• **PROBLEM**
Note each line that includes the word "even". Copy those lines.

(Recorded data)

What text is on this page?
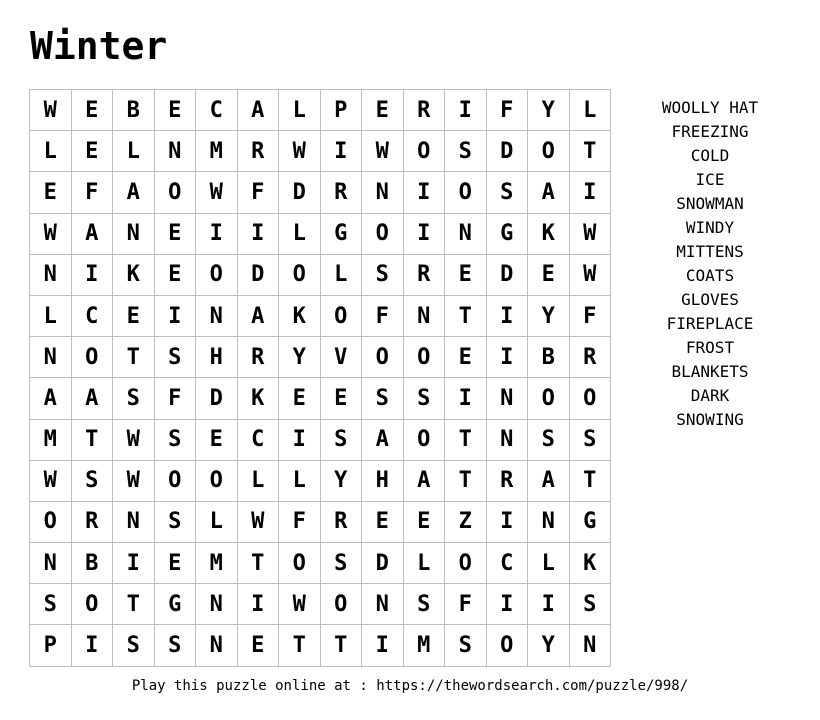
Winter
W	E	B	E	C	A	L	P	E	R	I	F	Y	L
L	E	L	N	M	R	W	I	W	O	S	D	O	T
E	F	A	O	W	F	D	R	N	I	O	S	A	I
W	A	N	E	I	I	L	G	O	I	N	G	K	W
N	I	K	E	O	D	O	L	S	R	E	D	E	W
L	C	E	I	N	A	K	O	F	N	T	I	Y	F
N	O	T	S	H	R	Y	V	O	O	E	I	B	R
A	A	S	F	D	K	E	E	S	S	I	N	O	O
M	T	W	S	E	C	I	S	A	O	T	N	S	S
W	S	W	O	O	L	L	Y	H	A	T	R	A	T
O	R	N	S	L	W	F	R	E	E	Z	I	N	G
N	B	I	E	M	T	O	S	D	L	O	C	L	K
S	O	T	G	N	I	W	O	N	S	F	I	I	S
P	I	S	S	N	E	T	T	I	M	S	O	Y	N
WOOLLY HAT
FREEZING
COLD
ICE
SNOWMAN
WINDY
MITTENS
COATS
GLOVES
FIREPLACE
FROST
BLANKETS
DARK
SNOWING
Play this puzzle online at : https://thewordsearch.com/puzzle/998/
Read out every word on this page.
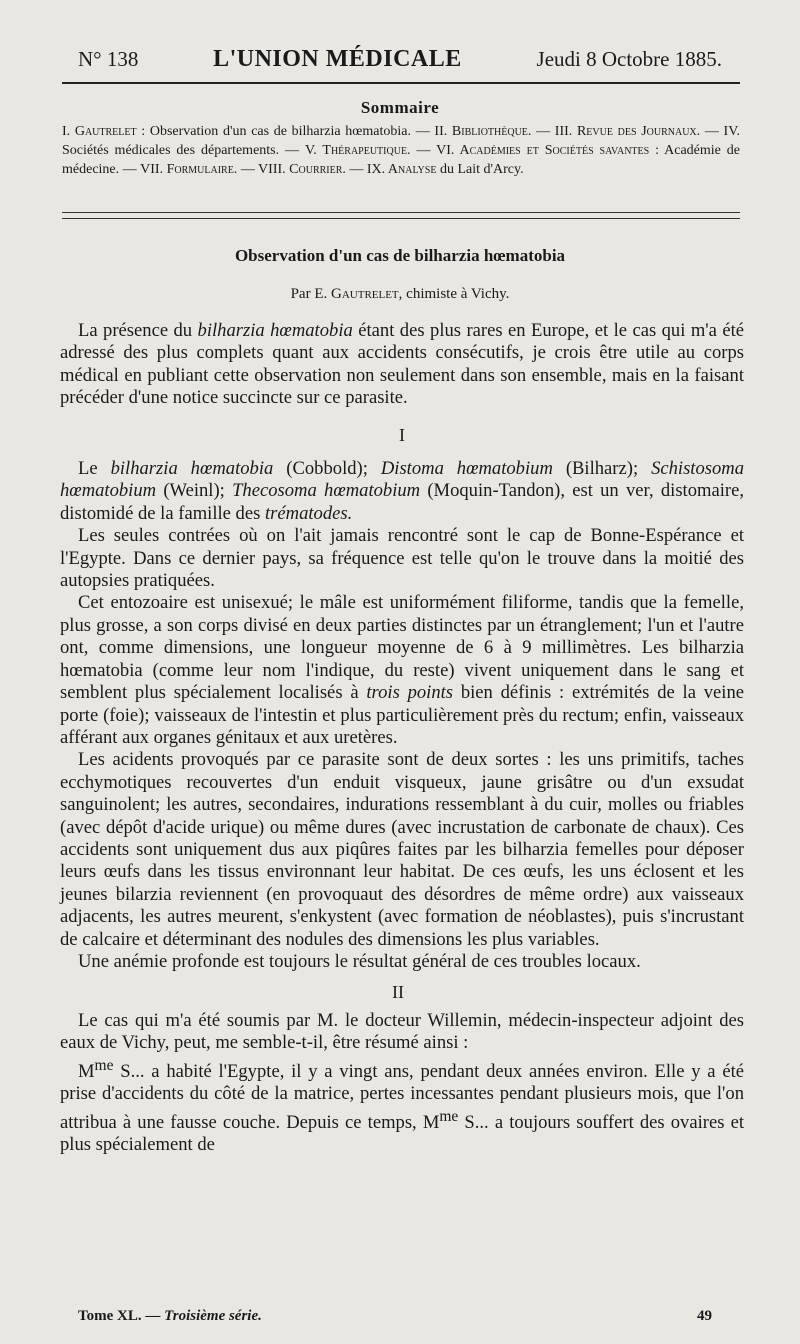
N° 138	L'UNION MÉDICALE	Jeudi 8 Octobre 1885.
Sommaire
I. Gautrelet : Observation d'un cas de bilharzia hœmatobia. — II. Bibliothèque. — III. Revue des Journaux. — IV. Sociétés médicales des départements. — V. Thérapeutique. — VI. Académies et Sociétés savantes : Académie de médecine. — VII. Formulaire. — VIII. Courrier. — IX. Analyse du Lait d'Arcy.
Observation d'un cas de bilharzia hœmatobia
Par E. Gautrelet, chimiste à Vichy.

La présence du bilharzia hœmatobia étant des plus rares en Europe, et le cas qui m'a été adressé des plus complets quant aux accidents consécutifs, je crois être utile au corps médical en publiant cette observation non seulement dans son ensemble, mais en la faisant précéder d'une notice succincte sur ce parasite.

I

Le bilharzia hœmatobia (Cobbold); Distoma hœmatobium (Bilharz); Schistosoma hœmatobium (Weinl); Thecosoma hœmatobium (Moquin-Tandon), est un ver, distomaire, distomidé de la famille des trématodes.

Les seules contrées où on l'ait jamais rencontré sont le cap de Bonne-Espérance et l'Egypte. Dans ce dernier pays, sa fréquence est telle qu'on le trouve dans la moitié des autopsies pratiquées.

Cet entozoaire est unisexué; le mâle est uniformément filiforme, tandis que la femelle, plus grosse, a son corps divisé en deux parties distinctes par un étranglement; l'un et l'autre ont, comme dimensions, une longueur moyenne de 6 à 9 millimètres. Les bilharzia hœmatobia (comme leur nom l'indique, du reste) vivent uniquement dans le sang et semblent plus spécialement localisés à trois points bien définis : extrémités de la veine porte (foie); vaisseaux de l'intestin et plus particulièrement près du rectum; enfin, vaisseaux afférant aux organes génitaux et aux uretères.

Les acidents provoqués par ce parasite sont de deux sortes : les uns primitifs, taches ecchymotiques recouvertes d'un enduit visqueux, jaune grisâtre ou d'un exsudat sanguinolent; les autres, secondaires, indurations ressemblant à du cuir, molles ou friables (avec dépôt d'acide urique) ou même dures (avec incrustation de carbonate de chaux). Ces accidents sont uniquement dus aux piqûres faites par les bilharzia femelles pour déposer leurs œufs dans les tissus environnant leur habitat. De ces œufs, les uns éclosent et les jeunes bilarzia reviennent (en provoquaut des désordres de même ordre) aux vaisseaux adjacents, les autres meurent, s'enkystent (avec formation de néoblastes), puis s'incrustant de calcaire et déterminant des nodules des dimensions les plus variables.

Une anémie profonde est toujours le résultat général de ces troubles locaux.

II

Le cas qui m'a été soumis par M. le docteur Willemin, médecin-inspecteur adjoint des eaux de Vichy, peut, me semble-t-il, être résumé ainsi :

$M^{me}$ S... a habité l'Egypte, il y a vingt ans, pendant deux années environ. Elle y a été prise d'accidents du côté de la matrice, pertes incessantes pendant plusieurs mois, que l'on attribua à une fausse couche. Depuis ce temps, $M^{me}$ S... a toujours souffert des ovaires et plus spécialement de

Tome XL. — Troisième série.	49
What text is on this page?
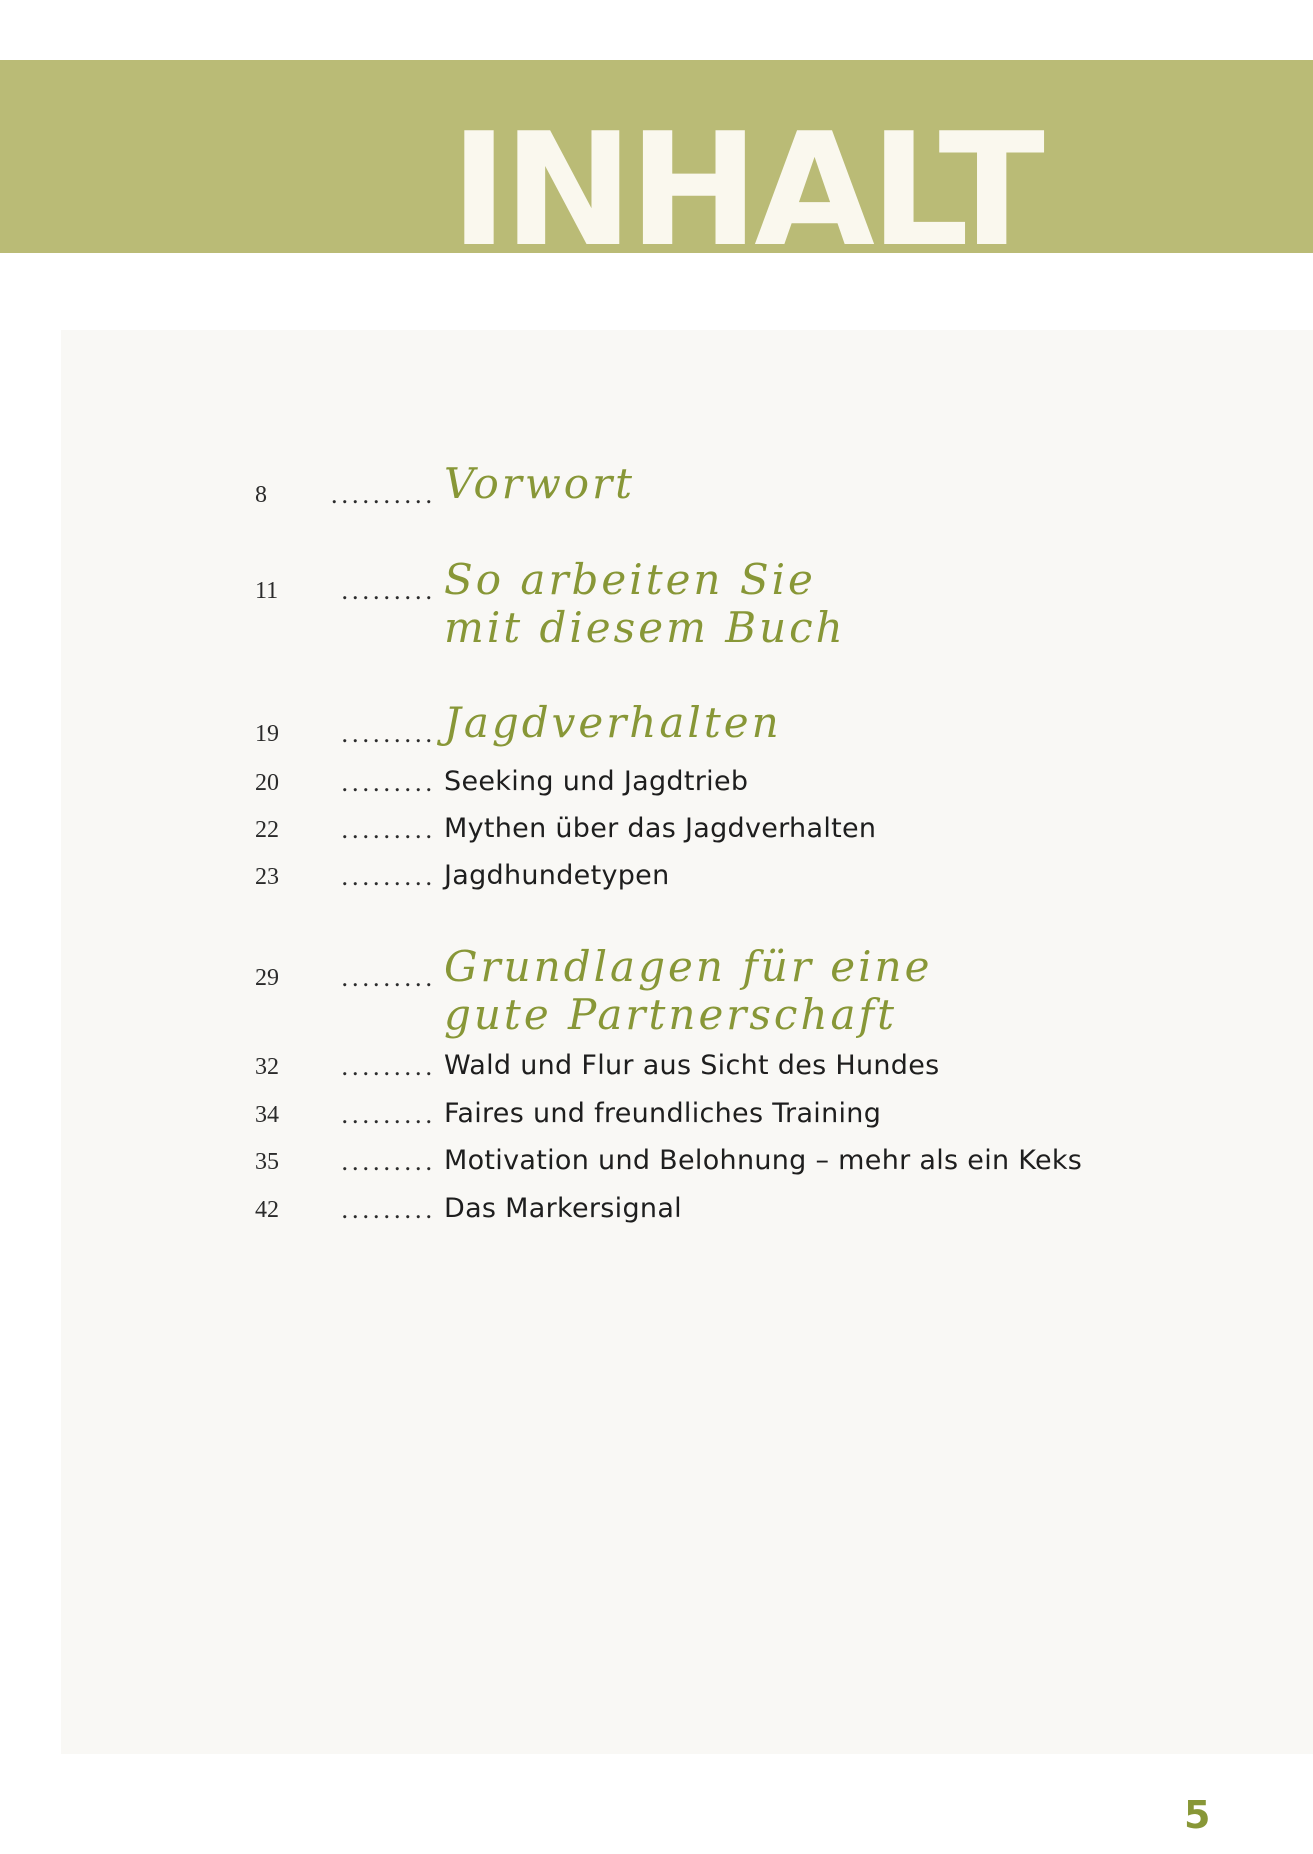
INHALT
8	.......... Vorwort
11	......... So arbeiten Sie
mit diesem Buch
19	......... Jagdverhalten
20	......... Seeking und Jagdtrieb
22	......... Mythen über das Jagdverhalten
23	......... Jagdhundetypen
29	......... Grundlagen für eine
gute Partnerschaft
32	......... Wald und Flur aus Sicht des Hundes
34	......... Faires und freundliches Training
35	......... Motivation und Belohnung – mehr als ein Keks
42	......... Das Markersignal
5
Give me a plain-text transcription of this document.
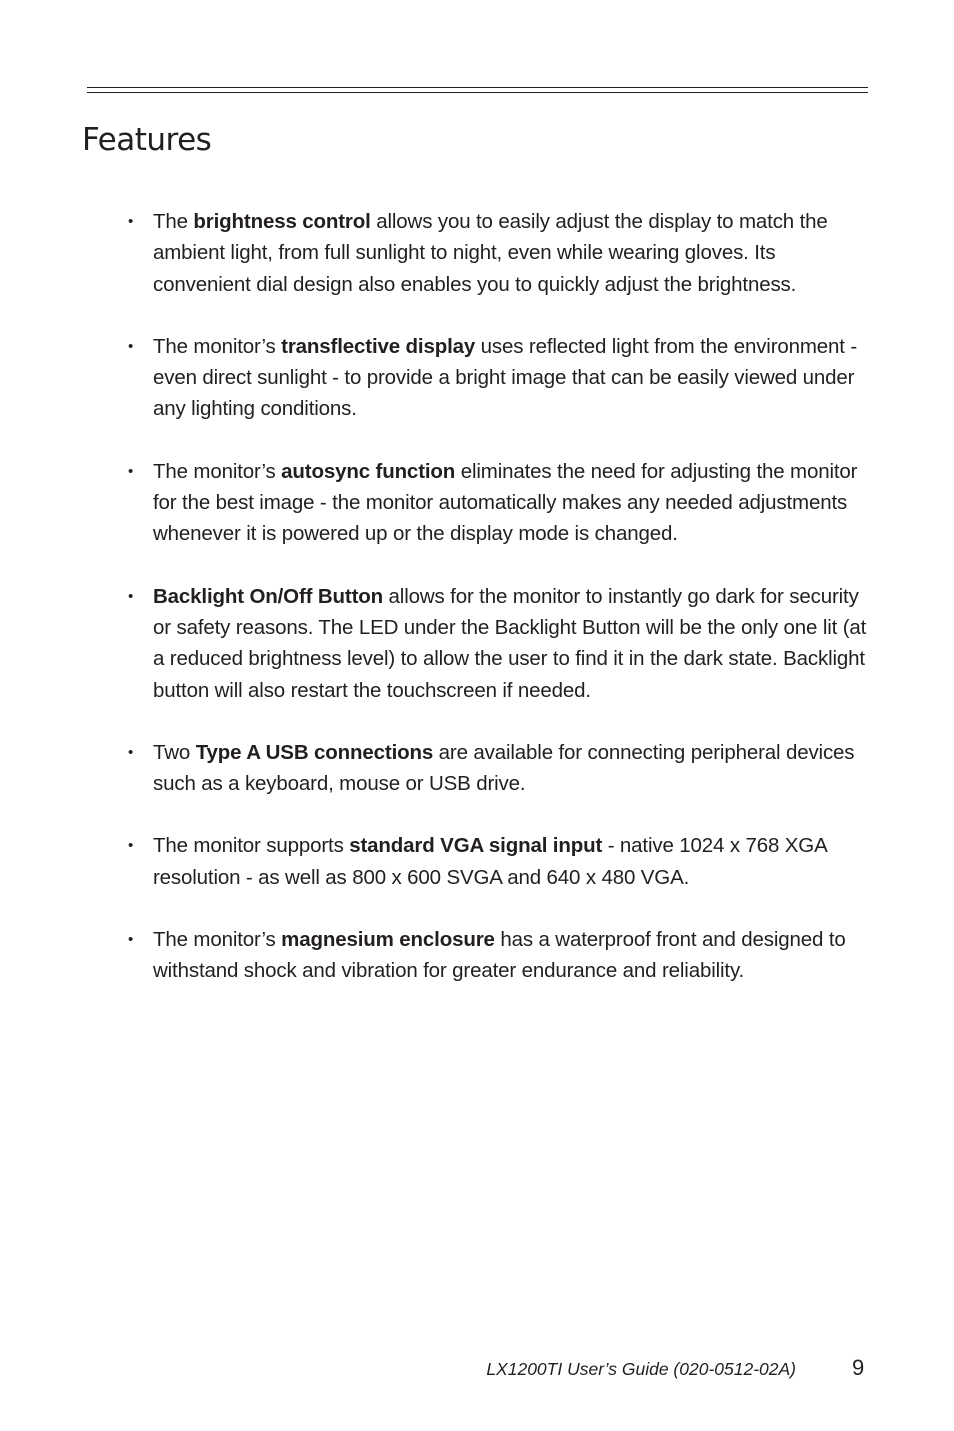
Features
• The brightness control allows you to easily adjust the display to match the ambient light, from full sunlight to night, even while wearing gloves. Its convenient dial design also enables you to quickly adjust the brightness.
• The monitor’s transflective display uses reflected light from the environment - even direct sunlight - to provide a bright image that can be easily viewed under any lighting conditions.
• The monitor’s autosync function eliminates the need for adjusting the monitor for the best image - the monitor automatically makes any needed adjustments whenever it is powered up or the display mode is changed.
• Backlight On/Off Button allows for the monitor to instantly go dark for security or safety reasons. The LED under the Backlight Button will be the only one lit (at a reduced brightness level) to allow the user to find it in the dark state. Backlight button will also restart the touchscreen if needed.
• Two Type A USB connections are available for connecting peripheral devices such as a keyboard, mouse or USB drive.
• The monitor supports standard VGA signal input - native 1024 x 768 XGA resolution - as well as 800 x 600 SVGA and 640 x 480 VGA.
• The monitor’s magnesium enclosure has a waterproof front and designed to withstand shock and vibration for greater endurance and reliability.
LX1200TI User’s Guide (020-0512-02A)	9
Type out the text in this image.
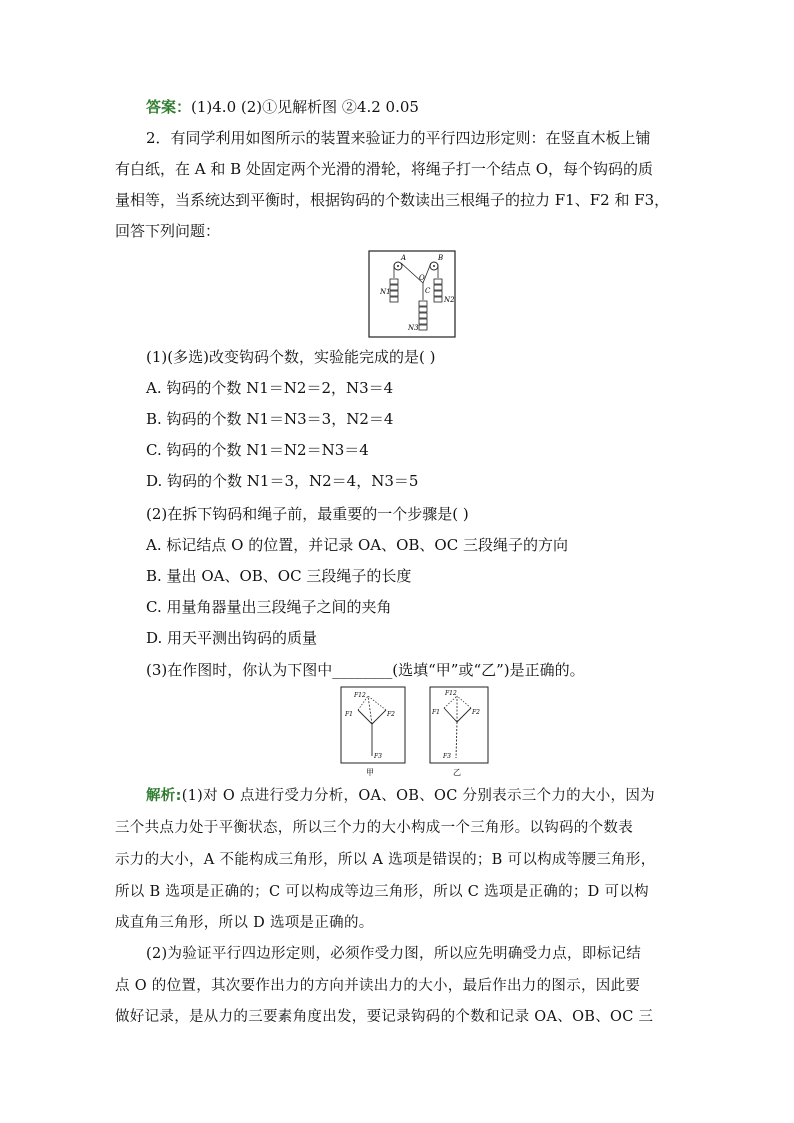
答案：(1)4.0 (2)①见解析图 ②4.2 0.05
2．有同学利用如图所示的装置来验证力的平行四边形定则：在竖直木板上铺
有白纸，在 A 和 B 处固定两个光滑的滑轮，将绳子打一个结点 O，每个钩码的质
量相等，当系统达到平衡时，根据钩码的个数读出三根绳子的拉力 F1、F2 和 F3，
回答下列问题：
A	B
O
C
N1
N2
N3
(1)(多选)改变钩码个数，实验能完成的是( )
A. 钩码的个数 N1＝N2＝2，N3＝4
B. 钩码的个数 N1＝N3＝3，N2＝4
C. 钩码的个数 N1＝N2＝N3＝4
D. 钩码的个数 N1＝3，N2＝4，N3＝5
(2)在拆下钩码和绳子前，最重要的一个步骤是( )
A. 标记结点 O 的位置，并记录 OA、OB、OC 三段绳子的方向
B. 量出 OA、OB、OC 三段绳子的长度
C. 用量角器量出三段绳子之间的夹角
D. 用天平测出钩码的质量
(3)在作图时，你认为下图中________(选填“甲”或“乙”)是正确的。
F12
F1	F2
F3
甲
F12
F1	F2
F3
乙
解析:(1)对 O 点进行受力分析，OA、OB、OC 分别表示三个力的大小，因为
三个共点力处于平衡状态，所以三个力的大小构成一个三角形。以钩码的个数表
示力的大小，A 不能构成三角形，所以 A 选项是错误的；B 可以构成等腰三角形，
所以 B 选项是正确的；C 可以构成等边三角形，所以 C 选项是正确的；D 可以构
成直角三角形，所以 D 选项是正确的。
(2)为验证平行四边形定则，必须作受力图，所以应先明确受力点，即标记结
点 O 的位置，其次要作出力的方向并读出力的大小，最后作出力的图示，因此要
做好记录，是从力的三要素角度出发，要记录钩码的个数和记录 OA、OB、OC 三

• **SOLUTION TO THIS PROBLEM**
• The brightness control allows you to easily adjust the display to match the ambient light, from full sunlight to night, even while wearing gloves. Its convenient dial design also enables you to quickly adjust the brightness.
• The monitor’s transflective display uses reflected light from the environment - even direct sunlight - to provide a bright image that can be easily viewed under any lighting conditions.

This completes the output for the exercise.